-- begin DATA EXTRACT --
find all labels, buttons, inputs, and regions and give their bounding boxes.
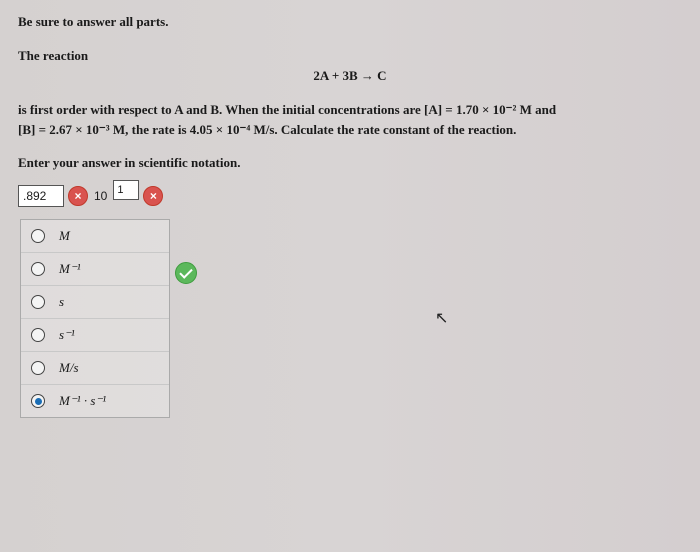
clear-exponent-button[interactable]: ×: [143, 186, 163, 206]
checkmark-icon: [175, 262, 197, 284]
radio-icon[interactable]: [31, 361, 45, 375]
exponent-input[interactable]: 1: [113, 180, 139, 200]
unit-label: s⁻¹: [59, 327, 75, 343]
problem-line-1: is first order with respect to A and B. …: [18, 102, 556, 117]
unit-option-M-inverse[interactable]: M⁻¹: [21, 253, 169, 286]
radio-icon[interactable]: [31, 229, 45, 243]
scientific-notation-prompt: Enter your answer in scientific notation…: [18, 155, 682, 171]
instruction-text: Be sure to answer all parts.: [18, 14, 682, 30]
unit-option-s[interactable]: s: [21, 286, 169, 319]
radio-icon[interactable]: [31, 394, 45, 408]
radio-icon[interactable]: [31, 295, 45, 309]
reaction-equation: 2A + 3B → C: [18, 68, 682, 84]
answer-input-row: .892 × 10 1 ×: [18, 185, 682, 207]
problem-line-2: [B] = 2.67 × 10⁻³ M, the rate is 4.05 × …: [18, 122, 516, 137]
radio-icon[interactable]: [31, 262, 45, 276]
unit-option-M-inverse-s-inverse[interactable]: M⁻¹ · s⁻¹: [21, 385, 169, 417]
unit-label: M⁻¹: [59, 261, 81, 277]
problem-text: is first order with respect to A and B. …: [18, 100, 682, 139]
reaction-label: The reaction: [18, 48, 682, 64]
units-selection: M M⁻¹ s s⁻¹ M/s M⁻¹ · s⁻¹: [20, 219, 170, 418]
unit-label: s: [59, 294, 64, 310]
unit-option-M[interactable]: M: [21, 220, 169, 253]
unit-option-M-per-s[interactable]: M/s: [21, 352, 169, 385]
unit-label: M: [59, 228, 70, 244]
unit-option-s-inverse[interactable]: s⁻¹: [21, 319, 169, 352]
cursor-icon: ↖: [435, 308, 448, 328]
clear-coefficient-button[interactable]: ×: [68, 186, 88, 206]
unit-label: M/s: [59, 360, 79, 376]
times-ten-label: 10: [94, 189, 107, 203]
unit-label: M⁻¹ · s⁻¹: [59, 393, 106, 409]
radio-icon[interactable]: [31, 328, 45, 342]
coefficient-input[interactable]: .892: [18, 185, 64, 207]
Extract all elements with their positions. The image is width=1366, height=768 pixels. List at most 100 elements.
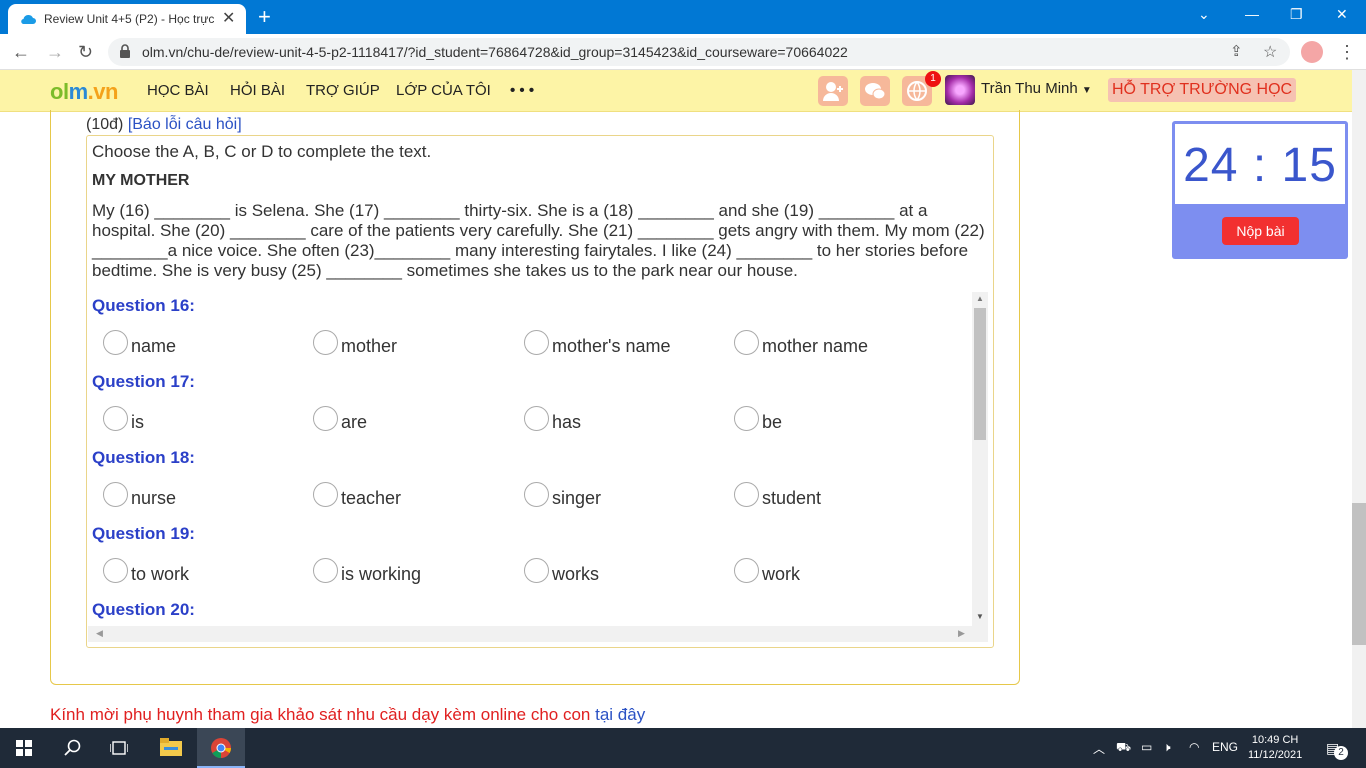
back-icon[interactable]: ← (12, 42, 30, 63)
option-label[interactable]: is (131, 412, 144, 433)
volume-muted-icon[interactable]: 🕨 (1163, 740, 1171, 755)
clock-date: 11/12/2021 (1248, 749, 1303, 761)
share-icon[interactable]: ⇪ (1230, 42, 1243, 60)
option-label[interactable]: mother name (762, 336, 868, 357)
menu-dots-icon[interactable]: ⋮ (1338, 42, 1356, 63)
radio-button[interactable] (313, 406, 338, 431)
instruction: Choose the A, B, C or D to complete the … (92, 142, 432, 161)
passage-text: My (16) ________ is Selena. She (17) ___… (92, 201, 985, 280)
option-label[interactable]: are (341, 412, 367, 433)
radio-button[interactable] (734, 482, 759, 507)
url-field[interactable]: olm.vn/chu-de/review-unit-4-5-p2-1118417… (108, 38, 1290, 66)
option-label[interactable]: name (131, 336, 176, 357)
-- end DATA EXTRACT --
§ **EXERCISE DIRECTIONS**:
Rewrite all the entries above with "radio-icon" renamed to "radio-circle" everywhere it occurs, keeping every other line and character the same. Leave the pictures out of your answer.

§ **TASK RESULT**:
find all labels, buttons, inputs, and regions and give their bounding boxes.
clear-exponent-button[interactable]: ×: [143, 186, 163, 206]
checkmark-icon: [175, 262, 197, 284]
radio-circle[interactable]: [31, 361, 45, 375]
exponent-input[interactable]: 1: [113, 180, 139, 200]
unit-label: s⁻¹: [59, 327, 75, 343]
problem-line-1: is first order with respect to A and B. …: [18, 102, 556, 117]
unit-option-M-inverse[interactable]: M⁻¹: [21, 253, 169, 286]
radio-circle[interactable]: [31, 229, 45, 243]
scientific-notation-prompt: Enter your answer in scientific notation…: [18, 155, 682, 171]
instruction-text: Be sure to answer all parts.: [18, 14, 682, 30]
unit-option-s[interactable]: s: [21, 286, 169, 319]
radio-circle[interactable]: [31, 394, 45, 408]
radio-circle[interactable]: [31, 295, 45, 309]
reaction-equation: 2A + 3B → C: [18, 68, 682, 84]
answer-input-row: .892 × 10 1 ×: [18, 185, 682, 207]
problem-line-2: [B] = 2.67 × 10⁻³ M, the rate is 4.05 × …: [18, 122, 516, 137]
radio-circle[interactable]: [31, 262, 45, 276]
unit-option-M-inverse-s-inverse[interactable]: M⁻¹ · s⁻¹: [21, 385, 169, 417]
unit-label: M⁻¹: [59, 261, 81, 277]
problem-text: is first order with respect to A and B. …: [18, 100, 682, 139]
reaction-label: The reaction: [18, 48, 682, 64]
units-selection: M M⁻¹ s s⁻¹ M/s M⁻¹ · s⁻¹: [20, 219, 170, 418]
unit-label: s: [59, 294, 64, 310]
unit-option-M[interactable]: M: [21, 220, 169, 253]
unit-option-M-per-s[interactable]: M/s: [21, 352, 169, 385]
unit-label: M: [59, 228, 70, 244]
unit-option-s-inverse[interactable]: s⁻¹: [21, 319, 169, 352]
cursor-icon: ↖: [435, 308, 448, 328]
clear-coefficient-button[interactable]: ×: [68, 186, 88, 206]
unit-label: M/s: [59, 360, 79, 376]
times-ten-label: 10: [94, 189, 107, 203]
unit-label: M⁻¹ · s⁻¹: [59, 393, 106, 409]
radio-circle[interactable]: [31, 328, 45, 342]
coefficient-input[interactable]: .892: [18, 185, 64, 207]
Extract all elements with their positions. The image is width=1366, height=768 pixels. List at most 100 elements.
back-icon[interactable]: ← (12, 42, 30, 63)
option-label[interactable]: is (131, 412, 144, 433)
volume-muted-icon[interactable]: 🕨 (1163, 740, 1171, 755)
clock-date: 11/12/2021 (1248, 749, 1303, 761)
share-icon[interactable]: ⇪ (1230, 42, 1243, 60)
option-label[interactable]: mother name (762, 336, 868, 357)
menu-dots-icon[interactable]: ⋮ (1338, 42, 1356, 63)
radio-button[interactable] (313, 406, 338, 431)
instruction: Choose the A, B, C or D to complete the … (92, 142, 432, 161)
passage-text: My (16) ________ is Selena. She (17) ___… (92, 201, 985, 280)
option-label[interactable]: are (341, 412, 367, 433)
radio-button[interactable] (734, 482, 759, 507)
url-field[interactable]: olm.vn/chu-de/review-unit-4-5-p2-1118417… (108, 38, 1290, 66)
option-label[interactable]: name (131, 336, 176, 357)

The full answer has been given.